## Figure content listings:

'''

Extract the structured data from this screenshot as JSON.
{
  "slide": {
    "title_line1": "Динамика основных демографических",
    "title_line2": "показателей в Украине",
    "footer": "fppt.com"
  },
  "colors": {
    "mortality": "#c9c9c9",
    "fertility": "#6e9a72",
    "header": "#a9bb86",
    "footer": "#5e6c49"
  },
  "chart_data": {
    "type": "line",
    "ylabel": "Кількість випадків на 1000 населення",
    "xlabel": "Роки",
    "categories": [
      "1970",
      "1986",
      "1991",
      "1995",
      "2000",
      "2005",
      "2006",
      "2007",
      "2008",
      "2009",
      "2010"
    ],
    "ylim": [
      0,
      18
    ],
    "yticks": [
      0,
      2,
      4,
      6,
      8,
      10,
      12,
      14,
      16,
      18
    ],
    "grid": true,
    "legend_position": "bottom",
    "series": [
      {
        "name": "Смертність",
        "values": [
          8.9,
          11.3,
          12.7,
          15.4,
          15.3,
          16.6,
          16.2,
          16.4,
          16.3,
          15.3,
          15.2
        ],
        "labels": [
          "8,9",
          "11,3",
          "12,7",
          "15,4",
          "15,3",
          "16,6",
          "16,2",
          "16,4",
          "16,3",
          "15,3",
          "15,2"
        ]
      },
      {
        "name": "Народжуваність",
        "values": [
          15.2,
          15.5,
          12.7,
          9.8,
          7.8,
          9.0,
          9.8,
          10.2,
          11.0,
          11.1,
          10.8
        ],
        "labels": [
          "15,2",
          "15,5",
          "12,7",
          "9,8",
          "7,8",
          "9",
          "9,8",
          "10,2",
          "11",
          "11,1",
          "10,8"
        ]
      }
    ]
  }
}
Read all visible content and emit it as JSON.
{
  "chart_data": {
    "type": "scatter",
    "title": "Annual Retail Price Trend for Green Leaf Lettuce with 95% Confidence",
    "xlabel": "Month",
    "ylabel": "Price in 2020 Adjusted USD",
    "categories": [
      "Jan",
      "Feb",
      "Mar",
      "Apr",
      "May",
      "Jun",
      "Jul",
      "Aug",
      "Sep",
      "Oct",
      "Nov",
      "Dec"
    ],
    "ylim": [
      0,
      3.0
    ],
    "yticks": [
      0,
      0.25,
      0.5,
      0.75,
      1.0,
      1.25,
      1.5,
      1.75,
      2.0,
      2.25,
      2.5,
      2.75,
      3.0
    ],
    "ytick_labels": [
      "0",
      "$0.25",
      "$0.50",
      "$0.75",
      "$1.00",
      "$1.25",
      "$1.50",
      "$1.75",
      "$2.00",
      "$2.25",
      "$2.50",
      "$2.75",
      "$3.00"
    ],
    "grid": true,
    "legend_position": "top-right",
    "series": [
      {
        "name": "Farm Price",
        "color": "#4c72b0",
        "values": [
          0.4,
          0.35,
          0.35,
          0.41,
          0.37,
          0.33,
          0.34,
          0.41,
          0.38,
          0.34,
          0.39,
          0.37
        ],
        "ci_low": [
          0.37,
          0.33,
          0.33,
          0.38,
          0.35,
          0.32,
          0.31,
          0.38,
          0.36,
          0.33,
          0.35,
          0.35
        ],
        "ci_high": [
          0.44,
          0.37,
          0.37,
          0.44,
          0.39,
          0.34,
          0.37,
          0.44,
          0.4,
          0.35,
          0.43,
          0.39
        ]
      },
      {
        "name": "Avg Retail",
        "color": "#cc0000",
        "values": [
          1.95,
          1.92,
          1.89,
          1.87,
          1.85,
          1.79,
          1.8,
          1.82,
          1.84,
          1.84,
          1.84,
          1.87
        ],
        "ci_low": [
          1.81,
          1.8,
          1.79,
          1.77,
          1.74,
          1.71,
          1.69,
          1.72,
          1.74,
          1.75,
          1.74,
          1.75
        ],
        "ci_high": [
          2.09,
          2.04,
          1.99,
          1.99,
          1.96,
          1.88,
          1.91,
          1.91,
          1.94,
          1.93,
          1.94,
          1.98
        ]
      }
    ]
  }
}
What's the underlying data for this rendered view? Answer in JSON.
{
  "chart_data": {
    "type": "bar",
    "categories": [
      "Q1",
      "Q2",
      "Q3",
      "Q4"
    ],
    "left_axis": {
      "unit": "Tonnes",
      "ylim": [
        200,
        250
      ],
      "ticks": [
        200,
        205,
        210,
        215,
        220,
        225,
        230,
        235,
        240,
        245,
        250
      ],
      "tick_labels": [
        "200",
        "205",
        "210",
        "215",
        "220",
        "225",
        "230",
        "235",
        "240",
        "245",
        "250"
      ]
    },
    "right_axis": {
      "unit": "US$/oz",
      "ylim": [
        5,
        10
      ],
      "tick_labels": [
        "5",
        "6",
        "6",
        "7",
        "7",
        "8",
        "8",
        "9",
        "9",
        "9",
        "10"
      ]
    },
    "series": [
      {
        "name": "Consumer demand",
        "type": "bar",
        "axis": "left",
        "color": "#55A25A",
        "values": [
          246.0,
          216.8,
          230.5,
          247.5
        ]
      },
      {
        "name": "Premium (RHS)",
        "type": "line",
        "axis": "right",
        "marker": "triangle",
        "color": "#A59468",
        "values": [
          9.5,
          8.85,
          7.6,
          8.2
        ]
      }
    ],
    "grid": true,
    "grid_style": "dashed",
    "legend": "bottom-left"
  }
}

'''

## Given exercise:
Return the material exactly as it stands.

## Task solution:
Extract the structured data from this screenshot as JSON.
{
  "slide": {
    "title_line1": "Динамика основных демографических",
    "title_line2": "показателей в Украине",
    "footer": "fppt.com"
  },
  "colors": {
    "mortality": "#c9c9c9",
    "fertility": "#6e9a72",
    "header": "#a9bb86",
    "footer": "#5e6c49"
  },
  "chart_data": {
    "type": "line",
    "ylabel": "Кількість випадків на 1000 населення",
    "xlabel": "Роки",
    "categories": [
      "1970",
      "1986",
      "1991",
      "1995",
      "2000",
      "2005",
      "2006",
      "2007",
      "2008",
      "2009",
      "2010"
    ],
    "ylim": [
      0,
      18
    ],
    "yticks": [
      0,
      2,
      4,
      6,
      8,
      10,
      12,
      14,
      16,
      18
    ],
    "grid": true,
    "legend_position": "bottom",
    "series": [
      {
        "name": "Смертність",
        "values": [
          8.9,
          11.3,
          12.7,
          15.4,
          15.3,
          16.6,
          16.2,
          16.4,
          16.3,
          15.3,
          15.2
        ],
        "labels": [
          "8,9",
          "11,3",
          "12,7",
          "15,4",
          "15,3",
          "16,6",
          "16,2",
          "16,4",
          "16,3",
          "15,3",
          "15,2"
        ]
      },
      {
        "name": "Народжуваність",
        "values": [
          15.2,
          15.5,
          12.7,
          9.8,
          7.8,
          9.0,
          9.8,
          10.2,
          11.0,
          11.1,
          10.8
        ],
        "labels": [
          "15,2",
          "15,5",
          "12,7",
          "9,8",
          "7,8",
          "9",
          "9,8",
          "10,2",
          "11",
          "11,1",
          "10,8"
        ]
      }
    ]
  }
}
Read all visible content and emit it as JSON.
{
  "chart_data": {
    "type": "scatter",
    "title": "Annual Retail Price Trend for Green Leaf Lettuce with 95% Confidence",
    "xlabel": "Month",
    "ylabel": "Price in 2020 Adjusted USD",
    "categories": [
      "Jan",
      "Feb",
      "Mar",
      "Apr",
      "May",
      "Jun",
      "Jul",
      "Aug",
      "Sep",
      "Oct",
      "Nov",
      "Dec"
    ],
    "ylim": [
      0,
      3.0
    ],
    "yticks": [
      0,
      0.25,
      0.5,
      0.75,
      1.0,
      1.25,
      1.5,
      1.75,
      2.0,
      2.25,
      2.5,
      2.75,
      3.0
    ],
    "ytick_labels": [
      "0",
      "$0.25",
      "$0.50",
      "$0.75",
      "$1.00",
      "$1.25",
      "$1.50",
      "$1.75",
      "$2.00",
      "$2.25",
      "$2.50",
      "$2.75",
      "$3.00"
    ],
    "grid": true,
    "legend_position": "top-right",
    "series": [
      {
        "name": "Farm Price",
        "color": "#4c72b0",
        "values": [
          0.4,
          0.35,
          0.35,
          0.41,
          0.37,
          0.33,
          0.34,
          0.41,
          0.38,
          0.34,
          0.39,
          0.37
        ],
        "ci_low": [
          0.37,
          0.33,
          0.33,
          0.38,
          0.35,
          0.32,
          0.31,
          0.38,
          0.36,
          0.33,
          0.35,
          0.35
        ],
        "ci_high": [
          0.44,
          0.37,
          0.37,
          0.44,
          0.39,
          0.34,
          0.37,
          0.44,
          0.4,
          0.35,
          0.43,
          0.39
        ]
      },
      {
        "name": "Avg Retail",
        "color": "#cc0000",
        "values": [
          1.95,
          1.92,
          1.89,
          1.87,
          1.85,
          1.79,
          1.8,
          1.82,
          1.84,
          1.84,
          1.84,
          1.87
        ],
        "ci_low": [
          1.81,
          1.8,
          1.79,
          1.77,
          1.74,
          1.71,
          1.69,
          1.72,
          1.74,
          1.75,
          1.74,
          1.75
        ],
        "ci_high": [
          2.09,
          2.04,
          1.99,
          1.99,
          1.96,
          1.88,
          1.91,
          1.91,
          1.94,
          1.93,
          1.94,
          1.98
        ]
      }
    ]
  }
}
What's the underlying data for this rendered view? Answer in JSON.
{
  "chart_data": {
    "type": "bar",
    "categories": [
      "Q1",
      "Q2",
      "Q3",
      "Q4"
    ],
    "left_axis": {
      "unit": "Tonnes",
      "ylim": [
        200,
        250
      ],
      "ticks": [
        200,
        205,
        210,
        215,
        220,
        225,
        230,
        235,
        240,
        245,
        250
      ],
      "tick_labels": [
        "200",
        "205",
        "210",
        "215",
        "220",
        "225",
        "230",
        "235",
        "240",
        "245",
        "250"
      ]
    },
    "right_axis": {
      "unit": "US$/oz",
      "ylim": [
        5,
        10
      ],
      "tick_labels": [
        "5",
        "6",
        "6",
        "7",
        "7",
        "8",
        "8",
        "9",
        "9",
        "9",
        "10"
      ]
    },
    "series": [
      {
        "name": "Consumer demand",
        "type": "bar",
        "axis": "left",
        "color": "#55A25A",
        "values": [
          246.0,
          216.8,
          230.5,
          247.5
        ]
      },
      {
        "name": "Premium (RHS)",
        "type": "line",
        "axis": "right",
        "marker": "triangle",
        "color": "#A59468",
        "values": [
          9.5,
          8.85,
          7.6,
          8.2
        ]
      }
    ],
    "grid": true,
    "grid_style": "dashed",
    "legend": "bottom-left"
  }
}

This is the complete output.